[Items from a figure collection]
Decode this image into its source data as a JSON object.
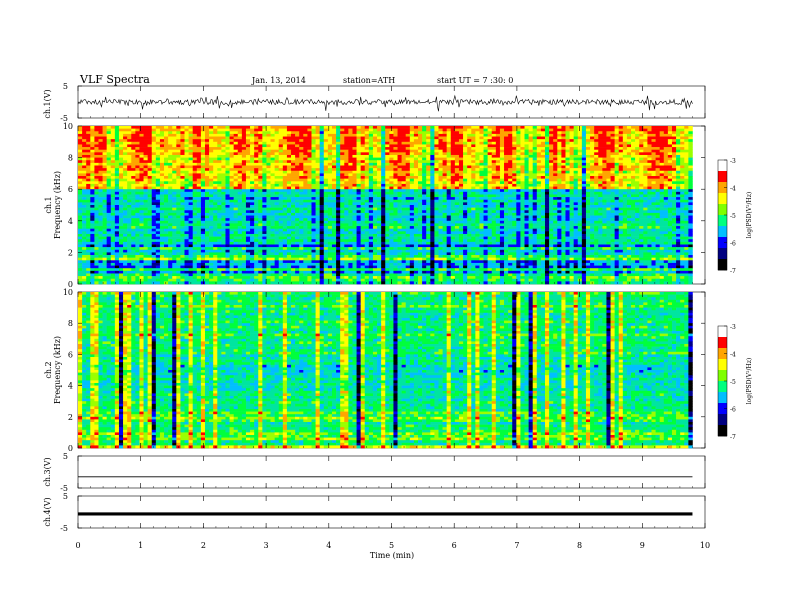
{
  "header": {
    "title": "VLF Spectra",
    "date": "Jan. 13, 2014",
    "station": "station=ATH",
    "start_time": "start UT = 7 :30: 0"
  },
  "colorbar": {
    "label": "log(PSD(V²/Hz)",
    "ticks": [
      "-3",
      "-4",
      "-5",
      "-6",
      "-7"
    ],
    "colors": [
      "#000000",
      "#000080",
      "#0000ff",
      "#00bfff",
      "#00ff7f",
      "#7fff00",
      "#ffff00",
      "#ffa500",
      "#ff0000",
      "#ffffff"
    ]
  },
  "chart_data": [
    {
      "type": "line",
      "panel": "ch1-waveform",
      "ylabel": "ch.1(V)",
      "ylim": [
        -5,
        5
      ],
      "yticks": [
        "5",
        "-5"
      ],
      "description_of_series": "noisy waveform around zero",
      "x": [
        0,
        0.5,
        1,
        1.5,
        2,
        2.5,
        3,
        3.5,
        4,
        4.5,
        5,
        5.5,
        6,
        6.5,
        7,
        7.5,
        8,
        8.5,
        9,
        9.5,
        9.8
      ],
      "y": [
        0.2,
        -0.5,
        0.3,
        -0.8,
        0.1,
        -0.4,
        0.5,
        -0.9,
        0.2,
        -0.3,
        0.6,
        -0.7,
        0.1,
        -0.2,
        0.4,
        -0.6,
        0.3,
        -0.5,
        0.2,
        -0.4,
        -0.1
      ]
    },
    {
      "type": "heatmap",
      "panel": "ch1-spectrogram",
      "ylabel_top": "ch.1",
      "ylabel": "Frequency (kHz)",
      "yticks": [
        "0",
        "2",
        "4",
        "6",
        "8",
        "10"
      ],
      "ylim": [
        0,
        10
      ],
      "xlim": [
        0,
        10
      ]
    },
    {
      "type": "heatmap",
      "panel": "ch2-spectrogram",
      "ylabel_top": "ch.2",
      "ylabel": "Frequency (kHz)",
      "yticks": [
        "0",
        "2",
        "4",
        "6",
        "8",
        "10"
      ],
      "ylim": [
        0,
        10
      ],
      "xlim": [
        0,
        10
      ]
    },
    {
      "type": "line",
      "panel": "ch3-waveform",
      "ylabel": "ch.3(V)",
      "ylim": [
        -5,
        5
      ],
      "yticks": [
        "5",
        "-5"
      ],
      "x": [
        0,
        9.8
      ],
      "y": [
        -2.5,
        -2.5
      ]
    },
    {
      "type": "line",
      "panel": "ch4-waveform",
      "ylabel": "ch.4(V)",
      "ylim": [
        -5,
        5
      ],
      "yticks": [
        "5",
        "-5"
      ],
      "x": [
        0,
        9.8
      ],
      "y": [
        -1,
        -1
      ]
    }
  ],
  "xaxis": {
    "label": "Time (min)",
    "ticks": [
      "0",
      "1",
      "2",
      "3",
      "4",
      "5",
      "6",
      "7",
      "8",
      "9",
      "10"
    ]
  }
}
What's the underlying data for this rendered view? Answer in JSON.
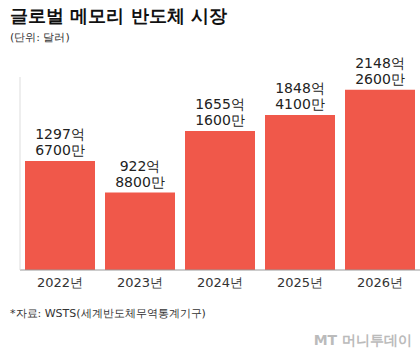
{
  "chart_data": {
    "type": "bar",
    "title": "글로벌 메모리 반도체 시장",
    "subtitle": "(단위: 달러)",
    "categories": [
      "2022년",
      "2023년",
      "2024년",
      "2025년",
      "2026년"
    ],
    "values": [
      129767000000,
      92288000000,
      165516000000,
      184841000000,
      214826000000
    ],
    "value_labels": [
      "1297억 6700만",
      "922억 8800만",
      "1655억 1600만",
      "1848억 4100만",
      "2148억 2600만"
    ],
    "color": "#f0584a",
    "ylim": [
      0,
      230000000000
    ],
    "grid": false,
    "data_labels": true,
    "tick_labels": "x",
    "source": "*자료: WSTS(세계반도체무역통계기구)",
    "watermark": "MT 머니투데이"
  }
}
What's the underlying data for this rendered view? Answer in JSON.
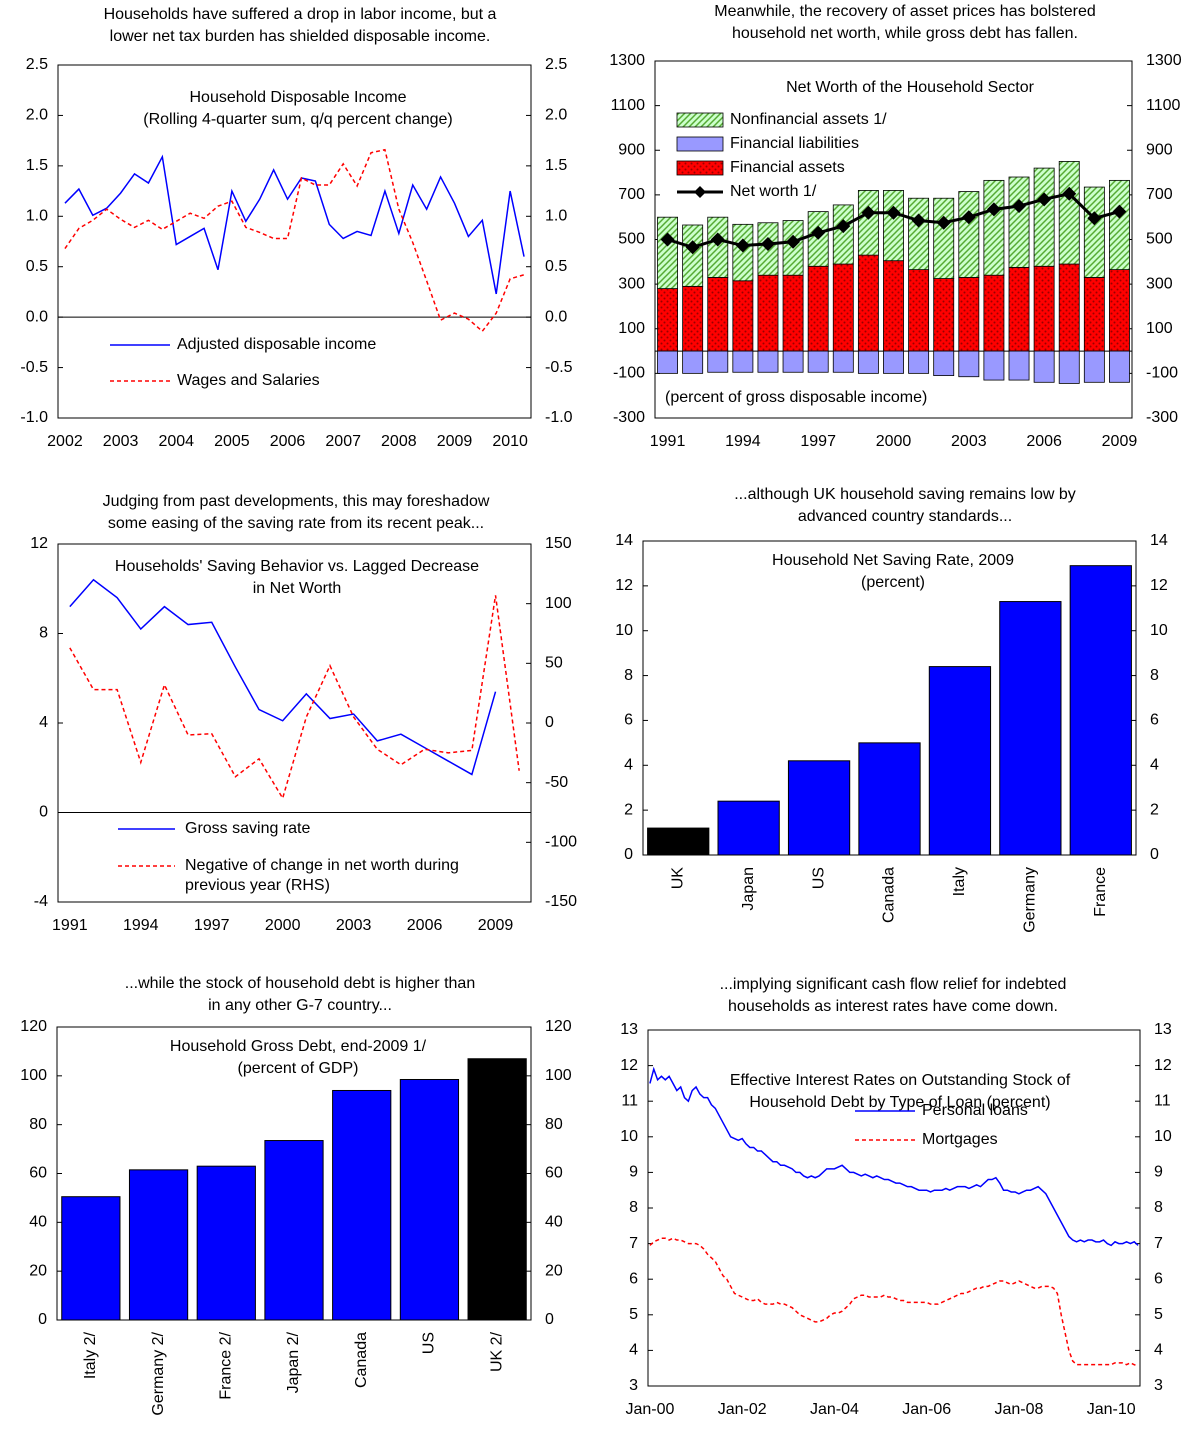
{
  "chart_data": [
    {
      "type": "line",
      "title": [
        "Households have suffered a drop in labor income, but a",
        "lower net tax burden has shielded disposable income."
      ],
      "subtitle": [
        "Household Disposable Income",
        "(Rolling 4-quarter sum, q/q percent change)"
      ],
      "categories": [
        "2002",
        null,
        null,
        null,
        "2003",
        null,
        null,
        null,
        "2004",
        null,
        null,
        null,
        "2005",
        null,
        null,
        null,
        "2006",
        null,
        null,
        null,
        "2007",
        null,
        null,
        null,
        "2008",
        null,
        null,
        null,
        "2009",
        null,
        null,
        null,
        "2010",
        null
      ],
      "series": [
        {
          "name": "Adjusted disposable income",
          "color": "#0000ff",
          "style": "solid",
          "values": [
            1.13,
            1.27,
            1.01,
            1.08,
            1.23,
            1.42,
            1.33,
            1.59,
            0.72,
            0.8,
            0.88,
            0.47,
            1.25,
            0.95,
            1.17,
            1.46,
            1.17,
            1.38,
            1.35,
            0.92,
            0.78,
            0.85,
            0.81,
            1.25,
            0.83,
            1.31,
            1.07,
            1.39,
            1.13,
            0.8,
            0.96,
            0.23,
            1.25,
            0.6
          ]
        },
        {
          "name": "Wages and Salaries",
          "color": "#ff0000",
          "style": "dashed",
          "values": [
            0.68,
            0.88,
            0.96,
            1.07,
            0.97,
            0.89,
            0.96,
            0.87,
            0.95,
            1.03,
            0.98,
            1.1,
            1.15,
            0.89,
            0.84,
            0.78,
            0.78,
            1.38,
            1.31,
            1.31,
            1.52,
            1.3,
            1.63,
            1.66,
            1.07,
            0.74,
            0.36,
            -0.03,
            0.04,
            -0.02,
            -0.14,
            0.04,
            0.38,
            0.42
          ]
        }
      ],
      "ylim": [
        -1,
        2.5
      ],
      "yticks": [
        {
          "value": -1,
          "label": "-1.0"
        },
        -0.5,
        {
          "value": 0,
          "label": "0.0"
        },
        0.5,
        {
          "value": 1,
          "label": "1.0"
        },
        1.5,
        {
          "value": 2,
          "label": "2.0"
        },
        2.5
      ],
      "right_axis": "mirror",
      "legend": "lower center"
    },
    {
      "type": "bar",
      "stacked": true,
      "title": [
        "Meanwhile, the recovery of asset prices has bolstered",
        "household net worth, while gross debt has fallen."
      ],
      "subtitle": [
        "Net Worth of the Household Sector"
      ],
      "note": "(percent of gross disposable income)",
      "categories": [
        "1991",
        null,
        null,
        "1994",
        null,
        null,
        "1997",
        null,
        null,
        "2000",
        null,
        null,
        "2003",
        null,
        null,
        "2006",
        null,
        null,
        "2009"
      ],
      "series": [
        {
          "name": "Financial assets",
          "kind": "bar",
          "color": "#ff0000",
          "pattern": "dots",
          "pattern_color": "#990000",
          "values": [
            280,
            290,
            330,
            315,
            340,
            340,
            380,
            390,
            430,
            405,
            365,
            325,
            330,
            340,
            375,
            380,
            390,
            330,
            365
          ]
        },
        {
          "name": "Financial liabilities",
          "kind": "bar",
          "color": "#9999ff",
          "values": [
            -100,
            -100,
            -95,
            -95,
            -95,
            -95,
            -95,
            -95,
            -100,
            -100,
            -100,
            -110,
            -115,
            -130,
            -130,
            -140,
            -145,
            -140,
            -140
          ]
        },
        {
          "name": "Nonfinancial assets 1/",
          "kind": "bar",
          "color": "#ccffcc",
          "pattern": "hatch",
          "pattern_color": "#55aa33",
          "values": [
            320,
            275,
            270,
            253,
            235,
            245,
            245,
            265,
            290,
            315,
            320,
            360,
            385,
            425,
            405,
            440,
            460,
            405,
            400
          ]
        },
        {
          "name": "Net worth 1/",
          "kind": "line",
          "color": "#000000",
          "marker": "diamond",
          "values": [
            500,
            465,
            500,
            473,
            480,
            490,
            530,
            560,
            620,
            620,
            585,
            575,
            600,
            635,
            650,
            680,
            705,
            595,
            625
          ]
        }
      ],
      "ylim": [
        -300,
        1300
      ],
      "yticks": [
        -300,
        -100,
        100,
        300,
        500,
        700,
        900,
        1100,
        1300
      ],
      "right_axis": "mirror",
      "legend": "upper left"
    },
    {
      "type": "line",
      "title": [
        "Judging from past developments, this may foreshadow",
        "some easing of the saving rate from its recent peak..."
      ],
      "subtitle": [
        "Households' Saving Behavior vs. Lagged Decrease",
        "in Net Worth"
      ],
      "categories": [
        "1991",
        null,
        null,
        "1994",
        null,
        null,
        "1997",
        null,
        null,
        "2000",
        null,
        null,
        "2003",
        null,
        null,
        "2006",
        null,
        null,
        "2009",
        null
      ],
      "series": [
        {
          "name": "Gross saving rate",
          "color": "#0000ff",
          "style": "solid",
          "values": [
            9.2,
            10.4,
            9.6,
            8.2,
            9.2,
            8.4,
            8.5,
            6.5,
            4.6,
            4.1,
            5.3,
            4.2,
            4.4,
            3.2,
            3.5,
            2.9,
            2.3,
            1.7,
            5.4,
            null
          ]
        },
        {
          "name": "Negative of change in net worth during previous year (RHS)",
          "color": "#ff0000",
          "style": "dashed",
          "axis": "y2",
          "values": [
            63,
            28,
            28,
            -33,
            32,
            -10,
            -9,
            -45,
            -30,
            -63,
            5,
            48,
            5,
            -22,
            -35,
            -22,
            -25,
            -23,
            107,
            -40
          ]
        }
      ],
      "ylim": [
        -4,
        12
      ],
      "yticks": [
        -4,
        0,
        4,
        8,
        12
      ],
      "y2lim": [
        -150,
        150
      ],
      "y2ticks": [
        -150,
        -100,
        -50,
        0,
        50,
        100,
        150
      ],
      "legend": "lower left"
    },
    {
      "type": "bar",
      "title": [
        "...although UK household saving remains low by",
        "advanced country standards..."
      ],
      "subtitle": [
        "Household Net Saving Rate, 2009",
        "(percent)"
      ],
      "categories": [
        "UK",
        "Japan",
        "US",
        "Canada",
        "Italy",
        "Germany",
        "France"
      ],
      "values": [
        1.2,
        2.4,
        4.2,
        5.0,
        8.4,
        11.3,
        12.9
      ],
      "colors": [
        "#000000",
        "#0000ff",
        "#0000ff",
        "#0000ff",
        "#0000ff",
        "#0000ff",
        "#0000ff"
      ],
      "ylim": [
        0,
        14
      ],
      "yticks": [
        0,
        2,
        4,
        6,
        8,
        10,
        12,
        14
      ],
      "right_axis": "mirror"
    },
    {
      "type": "bar",
      "title": [
        "...while the stock of household debt is higher than",
        "in any other G-7 country..."
      ],
      "subtitle": [
        "Household Gross Debt, end-2009 1/",
        "(percent of GDP)"
      ],
      "categories": [
        "Italy 2/",
        "Germany 2/",
        "France 2/",
        "Japan 2/",
        "Canada",
        "US",
        "UK 2/"
      ],
      "values": [
        50.5,
        61.5,
        63,
        73.5,
        94,
        98.5,
        107
      ],
      "colors": [
        "#0000ff",
        "#0000ff",
        "#0000ff",
        "#0000ff",
        "#0000ff",
        "#0000ff",
        "#000000"
      ],
      "ylim": [
        0,
        120
      ],
      "yticks": [
        0,
        20,
        40,
        60,
        80,
        100,
        120
      ],
      "right_axis": "mirror"
    },
    {
      "type": "line",
      "title": [
        "...implying significant cash flow relief for indebted",
        "households as interest rates have come down."
      ],
      "subtitle": [
        "Effective Interest Rates on Outstanding Stock of",
        "Household Debt by Type of Loan (percent)"
      ],
      "categories": [
        "Jan-00",
        null,
        null,
        null,
        null,
        null,
        null,
        null,
        null,
        null,
        null,
        null,
        null,
        null,
        null,
        null,
        null,
        null,
        null,
        null,
        null,
        null,
        null,
        null,
        "Jan-02",
        null,
        null,
        null,
        null,
        null,
        null,
        null,
        null,
        null,
        null,
        null,
        null,
        null,
        null,
        null,
        null,
        null,
        null,
        null,
        null,
        null,
        null,
        null,
        "Jan-04",
        null,
        null,
        null,
        null,
        null,
        null,
        null,
        null,
        null,
        null,
        null,
        null,
        null,
        null,
        null,
        null,
        null,
        null,
        null,
        null,
        null,
        null,
        null,
        "Jan-06",
        null,
        null,
        null,
        null,
        null,
        null,
        null,
        null,
        null,
        null,
        null,
        null,
        null,
        null,
        null,
        null,
        null,
        null,
        null,
        null,
        null,
        null,
        null,
        "Jan-08",
        null,
        null,
        null,
        null,
        null,
        null,
        null,
        null,
        null,
        null,
        null,
        null,
        null,
        null,
        null,
        null,
        null,
        null,
        null,
        null,
        null,
        null,
        null,
        "Jan-10",
        null,
        null,
        null,
        null,
        null,
        null,
        null
      ],
      "series": [
        {
          "name": "Personal loans",
          "color": "#0000ff",
          "style": "solid",
          "values": [
            11.5,
            11.9,
            11.6,
            11.7,
            11.6,
            11.7,
            11.5,
            11.3,
            11.4,
            11.1,
            11.0,
            11.3,
            11.4,
            11.2,
            11.1,
            11.1,
            10.9,
            10.8,
            10.6,
            10.4,
            10.2,
            10.0,
            9.95,
            9.9,
            9.95,
            9.8,
            9.7,
            9.7,
            9.6,
            9.6,
            9.5,
            9.4,
            9.3,
            9.3,
            9.2,
            9.2,
            9.15,
            9.1,
            9.0,
            9.0,
            8.9,
            8.85,
            8.9,
            8.85,
            8.9,
            9.0,
            9.1,
            9.1,
            9.1,
            9.15,
            9.2,
            9.1,
            9.0,
            9.0,
            8.95,
            8.9,
            8.95,
            8.9,
            8.85,
            8.9,
            8.85,
            8.8,
            8.8,
            8.75,
            8.7,
            8.7,
            8.65,
            8.6,
            8.6,
            8.55,
            8.5,
            8.5,
            8.5,
            8.45,
            8.5,
            8.5,
            8.5,
            8.55,
            8.5,
            8.55,
            8.6,
            8.6,
            8.6,
            8.55,
            8.6,
            8.65,
            8.6,
            8.7,
            8.8,
            8.8,
            8.85,
            8.7,
            8.5,
            8.5,
            8.45,
            8.45,
            8.4,
            8.45,
            8.5,
            8.5,
            8.55,
            8.6,
            8.5,
            8.4,
            8.2,
            8.0,
            7.8,
            7.6,
            7.4,
            7.2,
            7.1,
            7.05,
            7.1,
            7.05,
            7.1,
            7.1,
            7.05,
            7.05,
            7.1,
            7.0,
            6.95,
            7.05,
            7.0,
            7.0,
            7.05,
            7.0,
            7.05,
            6.95
          ]
        },
        {
          "name": "Mortgages",
          "color": "#ff0000",
          "style": "dashed",
          "values": [
            6.95,
            7.05,
            7.1,
            7.15,
            7.15,
            7.1,
            7.15,
            7.1,
            7.1,
            7.05,
            7.0,
            7.0,
            7.0,
            6.95,
            6.85,
            6.7,
            6.6,
            6.5,
            6.3,
            6.1,
            6.0,
            5.8,
            5.6,
            5.55,
            5.5,
            5.45,
            5.4,
            5.4,
            5.45,
            5.35,
            5.3,
            5.3,
            5.3,
            5.35,
            5.3,
            5.3,
            5.25,
            5.2,
            5.1,
            5.0,
            4.95,
            4.9,
            4.85,
            4.8,
            4.8,
            4.85,
            4.9,
            5.0,
            5.05,
            5.05,
            5.1,
            5.2,
            5.3,
            5.45,
            5.5,
            5.55,
            5.55,
            5.5,
            5.5,
            5.5,
            5.5,
            5.55,
            5.5,
            5.5,
            5.45,
            5.4,
            5.4,
            5.35,
            5.35,
            5.35,
            5.35,
            5.35,
            5.35,
            5.3,
            5.3,
            5.3,
            5.35,
            5.4,
            5.45,
            5.5,
            5.55,
            5.6,
            5.6,
            5.65,
            5.7,
            5.75,
            5.75,
            5.8,
            5.8,
            5.85,
            5.9,
            5.95,
            5.95,
            5.9,
            5.85,
            5.9,
            5.95,
            5.9,
            5.85,
            5.8,
            5.75,
            5.75,
            5.8,
            5.8,
            5.8,
            5.75,
            5.6,
            5.0,
            4.5,
            4.0,
            3.7,
            3.6,
            3.6,
            3.6,
            3.6,
            3.6,
            3.6,
            3.6,
            3.6,
            3.6,
            3.6,
            3.65,
            3.65,
            3.65,
            3.6,
            3.65,
            3.6,
            3.55
          ]
        }
      ],
      "ylim": [
        3,
        13
      ],
      "yticks": [
        3,
        4,
        5,
        6,
        7,
        8,
        9,
        10,
        11,
        12,
        13
      ],
      "right_axis": "mirror",
      "legend": "upper right"
    }
  ]
}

SHORT PROBLEM | Leave out every line without the string "percent" and copy the rest.

EXERCISE RESULT |
        "(Rolling 4-quarter sum, q/q percent change)"
      "note": "(percent of gross disposable income)",
        "(percent)"
        "(percent of GDP)"
        "Household Debt by Type of Loan (percent)"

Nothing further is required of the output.